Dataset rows
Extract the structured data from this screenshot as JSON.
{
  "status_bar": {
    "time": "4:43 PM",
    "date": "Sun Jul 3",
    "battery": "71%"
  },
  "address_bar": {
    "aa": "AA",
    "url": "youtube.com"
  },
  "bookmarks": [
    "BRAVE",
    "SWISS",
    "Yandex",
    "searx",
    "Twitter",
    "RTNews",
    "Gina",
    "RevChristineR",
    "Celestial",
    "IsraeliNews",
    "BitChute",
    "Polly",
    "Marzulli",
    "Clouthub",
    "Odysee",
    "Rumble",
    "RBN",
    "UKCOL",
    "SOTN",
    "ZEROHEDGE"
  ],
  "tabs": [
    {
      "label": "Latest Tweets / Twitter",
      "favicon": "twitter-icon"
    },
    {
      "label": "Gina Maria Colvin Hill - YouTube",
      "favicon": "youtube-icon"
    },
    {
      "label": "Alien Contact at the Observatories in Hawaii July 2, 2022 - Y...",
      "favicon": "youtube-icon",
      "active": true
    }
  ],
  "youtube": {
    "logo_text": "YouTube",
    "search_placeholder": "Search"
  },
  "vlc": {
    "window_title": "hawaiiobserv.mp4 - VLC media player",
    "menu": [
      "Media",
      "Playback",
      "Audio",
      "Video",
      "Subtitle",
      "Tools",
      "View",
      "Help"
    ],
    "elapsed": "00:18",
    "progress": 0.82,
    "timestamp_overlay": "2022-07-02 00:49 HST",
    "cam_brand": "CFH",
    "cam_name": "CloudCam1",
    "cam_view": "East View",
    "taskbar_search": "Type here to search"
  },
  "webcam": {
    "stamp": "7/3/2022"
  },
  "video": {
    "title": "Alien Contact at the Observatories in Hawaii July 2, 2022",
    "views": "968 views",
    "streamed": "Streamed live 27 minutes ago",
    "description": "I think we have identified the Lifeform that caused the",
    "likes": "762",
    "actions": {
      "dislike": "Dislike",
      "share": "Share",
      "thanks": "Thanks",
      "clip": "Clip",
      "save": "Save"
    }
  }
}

▶ Description of the task: Reproduce each line of the material above precisely.

▶ Reply:
Extract the structured data from this screenshot as JSON.
{
  "status_bar": {
    "time": "4:43 PM",
    "date": "Sun Jul 3",
    "battery": "71%"
  },
  "address_bar": {
    "aa": "AA",
    "url": "youtube.com"
  },
  "bookmarks": [
    "BRAVE",
    "SWISS",
    "Yandex",
    "searx",
    "Twitter",
    "RTNews",
    "Gina",
    "RevChristineR",
    "Celestial",
    "IsraeliNews",
    "BitChute",
    "Polly",
    "Marzulli",
    "Clouthub",
    "Odysee",
    "Rumble",
    "RBN",
    "UKCOL",
    "SOTN",
    "ZEROHEDGE"
  ],
  "tabs": [
    {
      "label": "Latest Tweets / Twitter",
      "favicon": "twitter-icon"
    },
    {
      "label": "Gina Maria Colvin Hill - YouTube",
      "favicon": "youtube-icon"
    },
    {
      "label": "Alien Contact at the Observatories in Hawaii July 2, 2022 - Y...",
      "favicon": "youtube-icon",
      "active": true
    }
  ],
  "youtube": {
    "logo_text": "YouTube",
    "search_placeholder": "Search"
  },
  "vlc": {
    "window_title": "hawaiiobserv.mp4 - VLC media player",
    "menu": [
      "Media",
      "Playback",
      "Audio",
      "Video",
      "Subtitle",
      "Tools",
      "View",
      "Help"
    ],
    "elapsed": "00:18",
    "progress": 0.82,
    "timestamp_overlay": "2022-07-02 00:49 HST",
    "cam_brand": "CFH",
    "cam_name": "CloudCam1",
    "cam_view": "East View",
    "taskbar_search": "Type here to search"
  },
  "webcam": {
    "stamp": "7/3/2022"
  },
  "video": {
    "title": "Alien Contact at the Observatories in Hawaii July 2, 2022",
    "views": "968 views",
    "streamed": "Streamed live 27 minutes ago",
    "description": "I think we have identified the Lifeform that caused the",
    "likes": "762",
    "actions": {
      "dislike": "Dislike",
      "share": "Share",
      "thanks": "Thanks",
      "clip": "Clip",
      "save": "Save"
    }
  }
}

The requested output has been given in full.